*** EXTRACTED INFORMATION ***
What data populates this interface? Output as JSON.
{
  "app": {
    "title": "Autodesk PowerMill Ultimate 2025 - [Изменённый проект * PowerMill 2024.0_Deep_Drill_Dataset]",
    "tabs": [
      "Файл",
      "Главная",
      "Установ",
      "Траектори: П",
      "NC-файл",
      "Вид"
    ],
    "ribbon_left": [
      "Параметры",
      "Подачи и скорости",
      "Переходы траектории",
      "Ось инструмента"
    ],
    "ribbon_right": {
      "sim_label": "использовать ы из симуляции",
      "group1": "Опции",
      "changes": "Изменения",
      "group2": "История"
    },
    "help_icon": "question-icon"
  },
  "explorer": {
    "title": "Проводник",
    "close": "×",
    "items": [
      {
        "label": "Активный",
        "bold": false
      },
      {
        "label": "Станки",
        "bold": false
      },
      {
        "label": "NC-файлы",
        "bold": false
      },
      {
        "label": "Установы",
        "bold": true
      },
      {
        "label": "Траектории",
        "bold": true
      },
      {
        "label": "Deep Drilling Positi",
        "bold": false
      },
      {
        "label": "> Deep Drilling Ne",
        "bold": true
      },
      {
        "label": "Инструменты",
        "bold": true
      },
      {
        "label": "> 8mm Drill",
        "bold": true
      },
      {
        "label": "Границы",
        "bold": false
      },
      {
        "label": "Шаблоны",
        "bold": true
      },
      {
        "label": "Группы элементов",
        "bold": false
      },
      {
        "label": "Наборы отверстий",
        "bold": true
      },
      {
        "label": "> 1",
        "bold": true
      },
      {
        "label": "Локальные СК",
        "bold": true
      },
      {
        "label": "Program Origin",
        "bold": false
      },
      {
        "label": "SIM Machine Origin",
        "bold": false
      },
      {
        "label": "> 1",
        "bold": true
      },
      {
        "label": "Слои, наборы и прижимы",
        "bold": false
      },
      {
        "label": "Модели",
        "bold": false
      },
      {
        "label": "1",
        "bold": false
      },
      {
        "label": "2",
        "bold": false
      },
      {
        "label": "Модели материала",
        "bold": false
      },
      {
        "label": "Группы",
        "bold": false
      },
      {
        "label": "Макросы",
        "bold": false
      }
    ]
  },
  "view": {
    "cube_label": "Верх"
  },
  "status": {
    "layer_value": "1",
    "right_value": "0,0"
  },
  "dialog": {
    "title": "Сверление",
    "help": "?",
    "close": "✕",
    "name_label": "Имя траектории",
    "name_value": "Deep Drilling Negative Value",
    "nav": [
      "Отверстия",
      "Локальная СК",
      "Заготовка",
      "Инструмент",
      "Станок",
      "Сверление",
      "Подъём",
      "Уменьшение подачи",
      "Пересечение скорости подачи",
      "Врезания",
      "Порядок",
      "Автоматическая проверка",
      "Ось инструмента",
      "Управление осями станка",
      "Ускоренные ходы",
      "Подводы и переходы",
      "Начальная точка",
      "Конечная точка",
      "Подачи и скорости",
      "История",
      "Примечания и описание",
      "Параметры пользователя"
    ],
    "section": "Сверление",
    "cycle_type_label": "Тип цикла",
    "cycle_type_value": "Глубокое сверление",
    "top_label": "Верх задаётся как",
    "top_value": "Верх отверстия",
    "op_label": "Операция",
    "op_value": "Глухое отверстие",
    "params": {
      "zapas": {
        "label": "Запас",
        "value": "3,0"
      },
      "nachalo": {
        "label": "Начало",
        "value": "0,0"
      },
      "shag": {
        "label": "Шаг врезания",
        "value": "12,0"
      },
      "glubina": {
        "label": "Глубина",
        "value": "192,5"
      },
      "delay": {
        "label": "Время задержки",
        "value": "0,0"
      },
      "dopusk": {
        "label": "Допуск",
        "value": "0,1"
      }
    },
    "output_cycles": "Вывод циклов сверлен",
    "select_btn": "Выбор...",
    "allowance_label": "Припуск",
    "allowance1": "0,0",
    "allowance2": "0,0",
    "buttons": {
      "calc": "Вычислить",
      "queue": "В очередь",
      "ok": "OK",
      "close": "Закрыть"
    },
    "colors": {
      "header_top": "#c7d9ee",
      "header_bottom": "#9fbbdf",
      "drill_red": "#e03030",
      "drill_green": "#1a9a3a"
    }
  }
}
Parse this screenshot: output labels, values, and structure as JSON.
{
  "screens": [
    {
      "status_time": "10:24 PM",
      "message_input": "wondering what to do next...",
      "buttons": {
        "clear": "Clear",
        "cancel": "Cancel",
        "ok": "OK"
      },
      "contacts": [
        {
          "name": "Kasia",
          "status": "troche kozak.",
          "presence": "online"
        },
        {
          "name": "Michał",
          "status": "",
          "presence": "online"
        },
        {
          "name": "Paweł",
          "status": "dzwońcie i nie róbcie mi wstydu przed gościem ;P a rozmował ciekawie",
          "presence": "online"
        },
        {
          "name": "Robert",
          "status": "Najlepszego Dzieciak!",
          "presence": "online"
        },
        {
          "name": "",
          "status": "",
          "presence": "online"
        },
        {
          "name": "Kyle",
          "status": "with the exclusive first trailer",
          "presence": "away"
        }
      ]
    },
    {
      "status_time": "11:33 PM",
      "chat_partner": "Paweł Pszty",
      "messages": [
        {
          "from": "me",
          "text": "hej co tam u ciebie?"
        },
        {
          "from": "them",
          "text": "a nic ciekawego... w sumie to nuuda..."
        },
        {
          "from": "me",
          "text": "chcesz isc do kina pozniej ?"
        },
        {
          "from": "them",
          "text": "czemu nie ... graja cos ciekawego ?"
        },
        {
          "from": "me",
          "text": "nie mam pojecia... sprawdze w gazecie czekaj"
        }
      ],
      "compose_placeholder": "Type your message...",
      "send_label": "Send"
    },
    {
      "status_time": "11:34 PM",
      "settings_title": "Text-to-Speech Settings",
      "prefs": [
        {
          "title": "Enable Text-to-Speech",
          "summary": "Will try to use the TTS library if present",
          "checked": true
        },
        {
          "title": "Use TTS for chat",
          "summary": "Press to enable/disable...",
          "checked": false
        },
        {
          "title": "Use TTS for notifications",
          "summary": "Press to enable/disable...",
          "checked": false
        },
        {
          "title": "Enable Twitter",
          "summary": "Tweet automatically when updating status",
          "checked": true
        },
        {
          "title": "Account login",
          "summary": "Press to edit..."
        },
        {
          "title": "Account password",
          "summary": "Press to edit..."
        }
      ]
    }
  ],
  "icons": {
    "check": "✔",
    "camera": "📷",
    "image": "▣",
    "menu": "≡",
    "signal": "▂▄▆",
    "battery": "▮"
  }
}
***
* **STATED TASK**: Copy every line of the data that holds the string "Origin".

* **REPLY TO THE TASK**:
        "label": "Program Origin",
        "label": "SIM Machine Origin",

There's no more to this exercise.